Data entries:
┄┄┄┄┄┄┄┄┄┄┄┄┄┄┄┄┄┄┄┄

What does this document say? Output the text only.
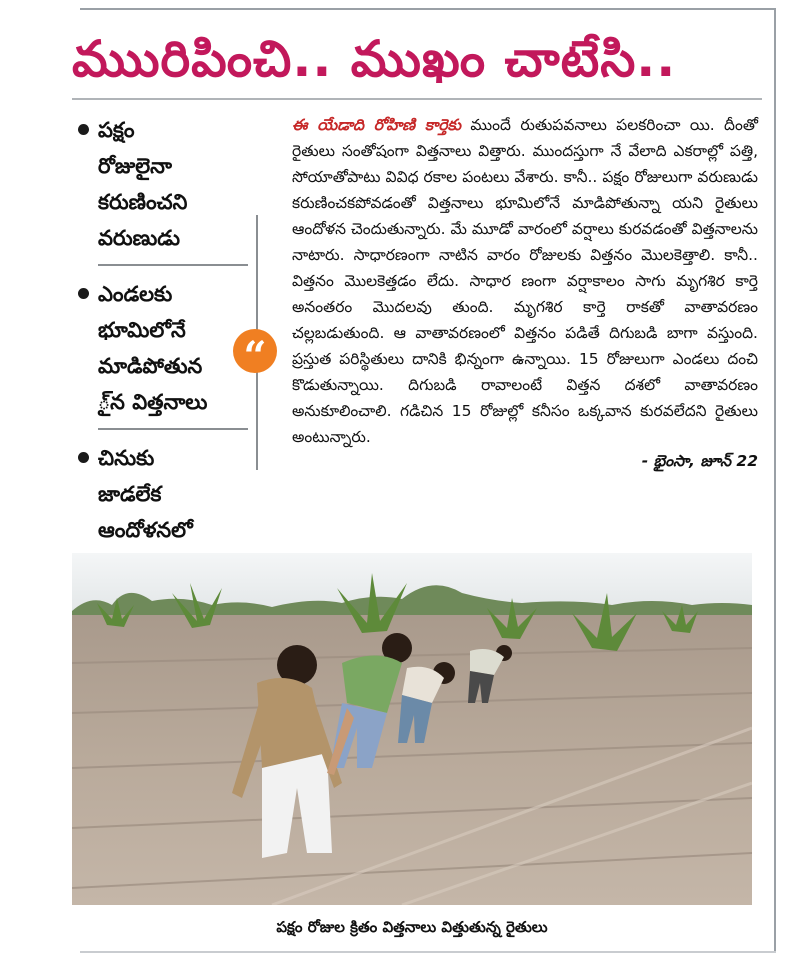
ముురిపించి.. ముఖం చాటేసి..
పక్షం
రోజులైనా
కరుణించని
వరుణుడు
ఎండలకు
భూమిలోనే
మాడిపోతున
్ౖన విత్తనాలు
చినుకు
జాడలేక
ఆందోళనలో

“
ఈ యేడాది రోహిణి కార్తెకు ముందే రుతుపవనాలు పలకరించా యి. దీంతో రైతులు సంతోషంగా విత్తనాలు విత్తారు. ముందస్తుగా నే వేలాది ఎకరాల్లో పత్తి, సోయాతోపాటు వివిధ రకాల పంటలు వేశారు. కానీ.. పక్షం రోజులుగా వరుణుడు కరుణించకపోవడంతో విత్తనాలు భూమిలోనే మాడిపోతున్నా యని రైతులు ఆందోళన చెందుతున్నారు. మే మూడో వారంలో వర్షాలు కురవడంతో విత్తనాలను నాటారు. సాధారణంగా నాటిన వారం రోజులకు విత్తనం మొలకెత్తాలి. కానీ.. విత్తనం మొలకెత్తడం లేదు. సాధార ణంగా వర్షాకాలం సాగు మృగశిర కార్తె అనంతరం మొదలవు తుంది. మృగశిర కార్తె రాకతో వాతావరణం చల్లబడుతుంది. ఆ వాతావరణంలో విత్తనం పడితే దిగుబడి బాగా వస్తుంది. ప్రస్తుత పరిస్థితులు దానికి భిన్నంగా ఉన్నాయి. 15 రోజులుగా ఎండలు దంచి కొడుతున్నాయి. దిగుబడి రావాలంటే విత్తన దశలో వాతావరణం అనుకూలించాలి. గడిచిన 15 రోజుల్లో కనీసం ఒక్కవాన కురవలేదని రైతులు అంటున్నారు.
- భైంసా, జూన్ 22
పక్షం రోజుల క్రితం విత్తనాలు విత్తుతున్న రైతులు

┄┄┄┄┄┄┄┄┄┄┄┄┄┄┄┄┄┄┄┄

### The problem
Images must not appear in the copy; reproduce everything else in the records verbatim.

### Reply to the task
What does this document say? Output the text only.
ముురిపించి.. ముఖం చాటేసి..
పక్షం
రోజులైనా
కరుణించని
వరుణుడు
ఎండలకు
భూమిలోనే
మాడిపోతున
్ౖన విత్తనాలు
చినుకు
జాడలేక
ఆందోళనలో

“
ఈ యేడాది రోహిణి కార్తెకు ముందే రుతుపవనాలు పలకరించా యి. దీంతో రైతులు సంతోషంగా విత్తనాలు విత్తారు. ముందస్తుగా నే వేలాది ఎకరాల్లో పత్తి, సోయాతోపాటు వివిధ రకాల పంటలు వేశారు. కానీ.. పక్షం రోజులుగా వరుణుడు కరుణించకపోవడంతో విత్తనాలు భూమిలోనే మాడిపోతున్నా యని రైతులు ఆందోళన చెందుతున్నారు. మే మూడో వారంలో వర్షాలు కురవడంతో విత్తనాలను నాటారు. సాధారణంగా నాటిన వారం రోజులకు విత్తనం మొలకెత్తాలి. కానీ.. విత్తనం మొలకెత్తడం లేదు. సాధార ణంగా వర్షాకాలం సాగు మృగశిర కార్తె అనంతరం మొదలవు తుంది. మృగశిర కార్తె రాకతో వాతావరణం చల్లబడుతుంది. ఆ వాతావరణంలో విత్తనం పడితే దిగుబడి బాగా వస్తుంది. ప్రస్తుత పరిస్థితులు దానికి భిన్నంగా ఉన్నాయి. 15 రోజులుగా ఎండలు దంచి కొడుతున్నాయి. దిగుబడి రావాలంటే విత్తన దశలో వాతావరణం అనుకూలించాలి. గడిచిన 15 రోజుల్లో కనీసం ఒక్కవాన కురవలేదని రైతులు అంటున్నారు.
- భైంసా, జూన్ 22
పక్షం రోజుల క్రితం విత్తనాలు విత్తుతున్న రైతులు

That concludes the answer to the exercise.